[Collected data entries]
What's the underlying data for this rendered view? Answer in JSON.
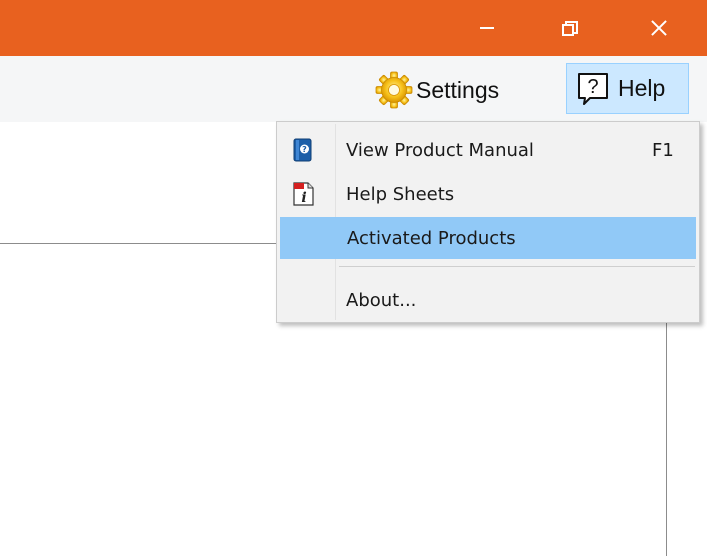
{
  "window": {
    "titlebar_color": "#e8611f"
  },
  "toolbar": {
    "settings_label": "Settings",
    "help_label": "Help",
    "help_icon_text": "?"
  },
  "help_menu": {
    "items": [
      {
        "label": "View Product Manual",
        "shortcut": "F1",
        "icon": "product-manual-book-icon"
      },
      {
        "label": "Help Sheets",
        "shortcut": "",
        "icon": "pdf-info-icon"
      },
      {
        "label": "Activated Products",
        "shortcut": "",
        "icon": "",
        "highlighted": true
      },
      {
        "label": "About...",
        "shortcut": "",
        "icon": ""
      }
    ],
    "highlight_color": "#91c9f7"
  }
}
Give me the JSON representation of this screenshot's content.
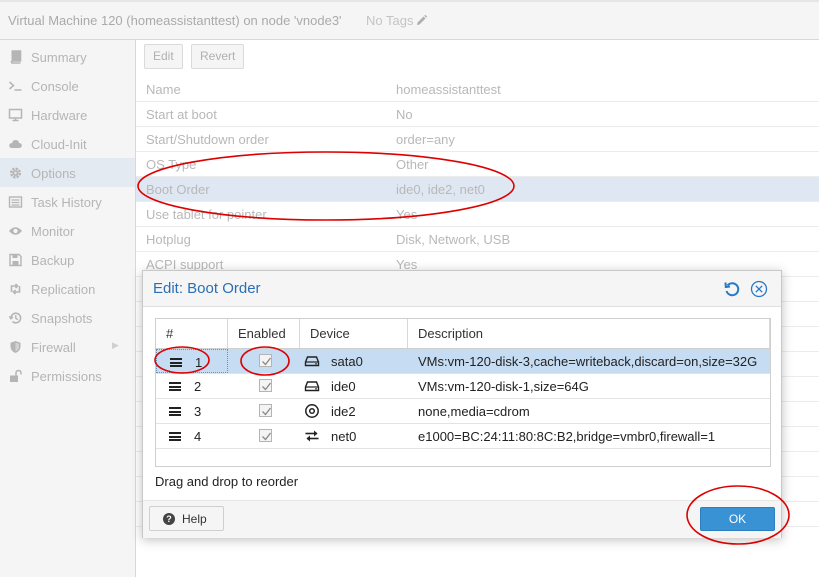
{
  "header": {
    "vm_title": "Virtual Machine 120 (homeassistanttest) on node 'vnode3'",
    "tags_label": "No Tags"
  },
  "nav": {
    "items": [
      {
        "label": "Summary",
        "icon": "book-icon"
      },
      {
        "label": "Console",
        "icon": "terminal-icon"
      },
      {
        "label": "Hardware",
        "icon": "monitor-icon"
      },
      {
        "label": "Cloud-Init",
        "icon": "cloud-icon"
      },
      {
        "label": "Options",
        "icon": "gear-icon"
      },
      {
        "label": "Task History",
        "icon": "list-icon"
      },
      {
        "label": "Monitor",
        "icon": "eye-icon"
      },
      {
        "label": "Backup",
        "icon": "floppy-icon"
      },
      {
        "label": "Replication",
        "icon": "retweet-icon"
      },
      {
        "label": "Snapshots",
        "icon": "history-icon"
      },
      {
        "label": "Firewall",
        "icon": "shield-icon"
      },
      {
        "label": "Permissions",
        "icon": "unlock-icon"
      }
    ],
    "active": "Options"
  },
  "toolbar": {
    "edit_label": "Edit",
    "revert_label": "Revert"
  },
  "options": [
    {
      "key": "Name",
      "value": "homeassistanttest"
    },
    {
      "key": "Start at boot",
      "value": "No"
    },
    {
      "key": "Start/Shutdown order",
      "value": "order=any"
    },
    {
      "key": "OS Type",
      "value": "Other"
    },
    {
      "key": "Boot Order",
      "value": "ide0, ide2, net0"
    },
    {
      "key": "Use tablet for pointer",
      "value": "Yes"
    },
    {
      "key": "Hotplug",
      "value": "Disk, Network, USB"
    },
    {
      "key": "ACPI support",
      "value": "Yes"
    }
  ],
  "dialog": {
    "title": "Edit: Boot Order",
    "columns": {
      "index": "#",
      "enabled": "Enabled",
      "device": "Device",
      "description": "Description"
    },
    "rows": [
      {
        "index": "1",
        "enabled": true,
        "device": "sata0",
        "device_icon": "hdd-icon",
        "description": "VMs:vm-120-disk-3,cache=writeback,discard=on,size=32G"
      },
      {
        "index": "2",
        "enabled": true,
        "device": "ide0",
        "device_icon": "hdd-icon",
        "description": "VMs:vm-120-disk-1,size=64G"
      },
      {
        "index": "3",
        "enabled": true,
        "device": "ide2",
        "device_icon": "cdrom-icon",
        "description": "none,media=cdrom"
      },
      {
        "index": "4",
        "enabled": true,
        "device": "net0",
        "device_icon": "network-exchange-icon",
        "description": "e1000=BC:24:11:80:8C:B2,bridge=vmbr0,firewall=1"
      }
    ],
    "hint": "Drag and drop to reorder",
    "help_label": "Help",
    "ok_label": "OK"
  },
  "colors": {
    "accent": "#3892d4",
    "title_blue": "#2a6fb5",
    "selected_row": "#c6dcf2",
    "annotation_red": "#dd0000"
  }
}
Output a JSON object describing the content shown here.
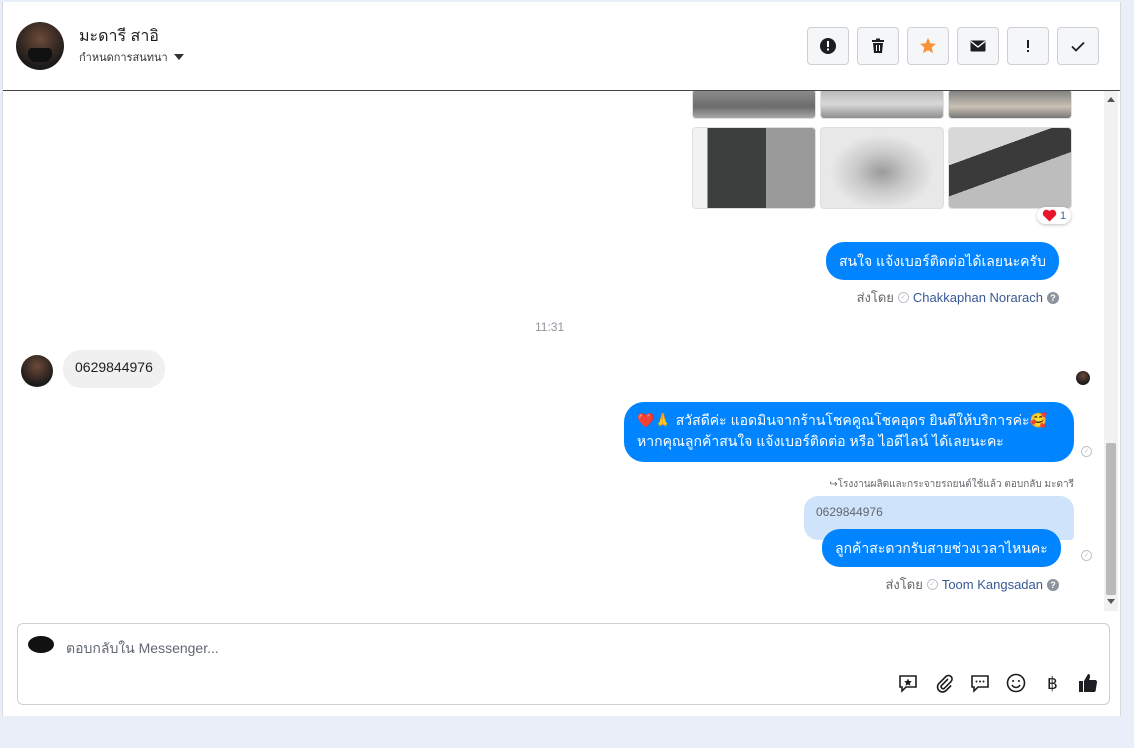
{
  "header": {
    "contact_name": "มะดารี สาอิ",
    "conversation_menu": "กำหนดการสนทนา"
  },
  "header_actions": [
    "alert-icon",
    "trash-icon",
    "star-icon",
    "mail-icon",
    "exclamation-icon",
    "check-icon"
  ],
  "messages": {
    "reaction_count": "1",
    "msg1": "สนใจ แจ้งเบอร์ติดต่อได้เลยนะครับ",
    "sent_by_label": "ส่งโดย",
    "msg1_sender": "Chakkaphan Norarach",
    "time_divider": "11:31",
    "incoming_phone": "0629844976",
    "msg2_line1": "❤️🙏 สวัสดีค่ะ แอดมินจากร้านโชคคูณโชคอุดร ยินดีให้บริการค่ะ🥰",
    "msg2_line2": "หากคุณลูกค้าสนใจ แจ้งเบอร์ติดต่อ หรือ ไอดีไลน์ ได้เลยนะคะ",
    "reply_context": "↪โรงงานผลิตและกระจายรถยนต์ใช้แล้ว ตอบกลับ มะดารี",
    "quoted_text": "0629844976",
    "msg3": "ลูกค้าสะดวกรับสายช่วงเวลาไหนคะ",
    "msg3_sender": "Toom Kangsadan"
  },
  "composer": {
    "placeholder": "ตอบกลับใน Messenger..."
  },
  "colors": {
    "messenger_blue": "#0084ff",
    "quote_blue": "#cfe3fb",
    "star_orange": "#f7923a"
  }
}
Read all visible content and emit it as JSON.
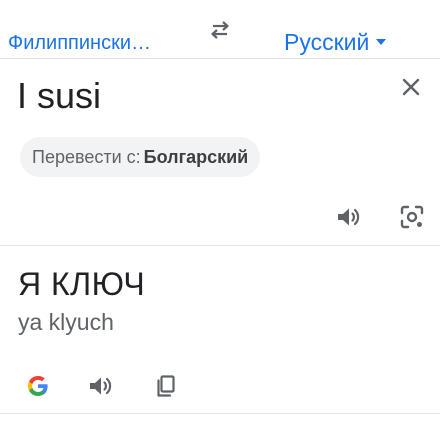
{
  "language_bar": {
    "source_language": "Филиппински…",
    "target_language": "Русский"
  },
  "input": {
    "text": "I susi"
  },
  "detect_chip": {
    "prefix": "Перевести с:",
    "language": "Болгарский"
  },
  "result": {
    "translation": "Я КЛЮЧ",
    "transliteration": "ya klyuch"
  },
  "colors": {
    "accent": "#1a73e8",
    "icon": "#5f6368",
    "chip_bg": "#f1f3f4"
  },
  "icons": [
    "swap-languages-icon",
    "chevron-down-icon",
    "close-icon",
    "speaker-icon",
    "camera-lens-icon",
    "google-logo-icon",
    "copy-icon"
  ]
}
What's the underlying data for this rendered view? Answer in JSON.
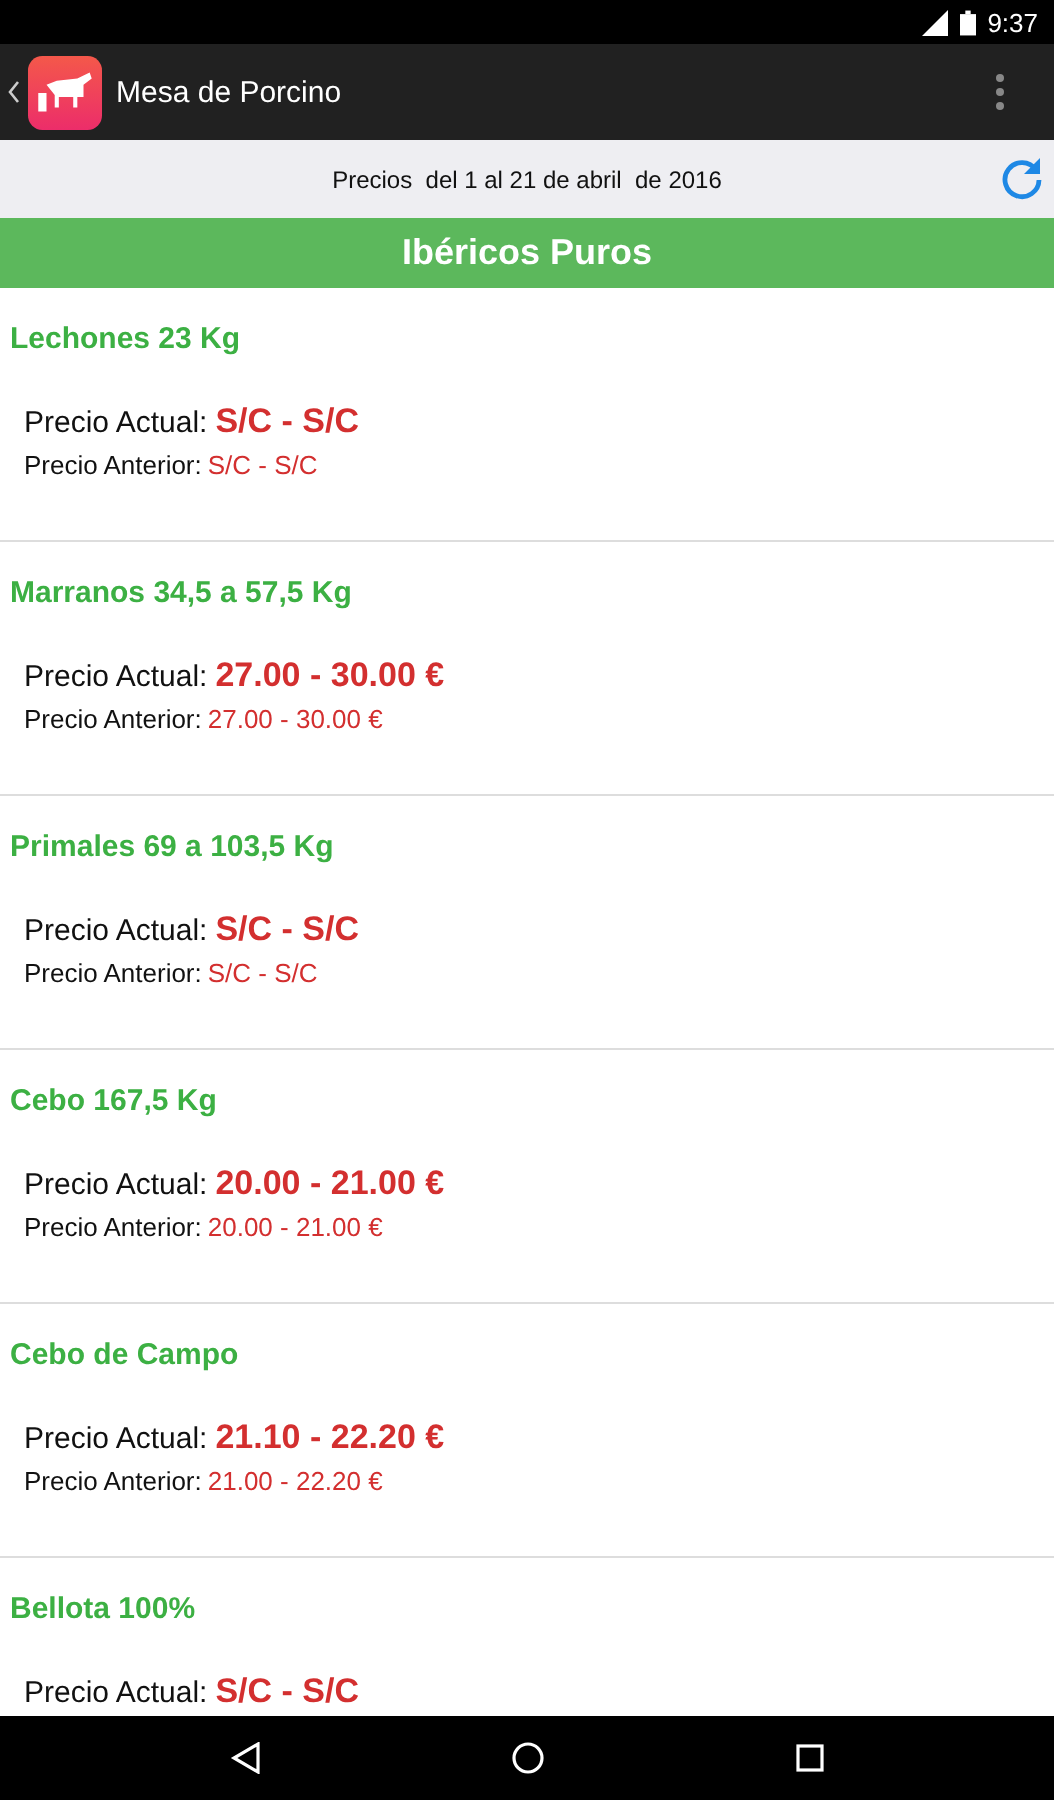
{
  "status_bar": {
    "time": "9:37"
  },
  "app_bar": {
    "title": "Mesa de Porcino"
  },
  "date_strip": {
    "text": "Precios  del 1 al 21 de abril  de 2016"
  },
  "section": {
    "title": "Ibéricos Puros"
  },
  "items": [
    {
      "title": "Lechones 23 Kg",
      "current_label": "Precio Actual:",
      "current": "S/C - S/C",
      "previous_label": "Precio Anterior:",
      "previous": "S/C - S/C"
    },
    {
      "title": "Marranos 34,5 a 57,5 Kg",
      "current_label": "Precio Actual:",
      "current": "27.00 - 30.00 €",
      "previous_label": "Precio Anterior:",
      "previous": "27.00 - 30.00 €"
    },
    {
      "title": "Primales 69 a 103,5 Kg",
      "current_label": "Precio Actual:",
      "current": "S/C - S/C",
      "previous_label": "Precio Anterior:",
      "previous": "S/C - S/C"
    },
    {
      "title": "Cebo 167,5 Kg",
      "current_label": "Precio Actual:",
      "current": "20.00 - 21.00 €",
      "previous_label": "Precio Anterior:",
      "previous": "20.00 - 21.00 €"
    },
    {
      "title": "Cebo de Campo",
      "current_label": "Precio Actual:",
      "current": "21.10 - 22.20 €",
      "previous_label": "Precio Anterior:",
      "previous": "21.00 - 22.20 €"
    },
    {
      "title": "Bellota 100%",
      "current_label": "Precio Actual:",
      "current": "S/C - S/C"
    }
  ]
}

• Prompt: For the string "มะดาร", count the lines of the entries above that include it; answer with the number only.

• Output: 2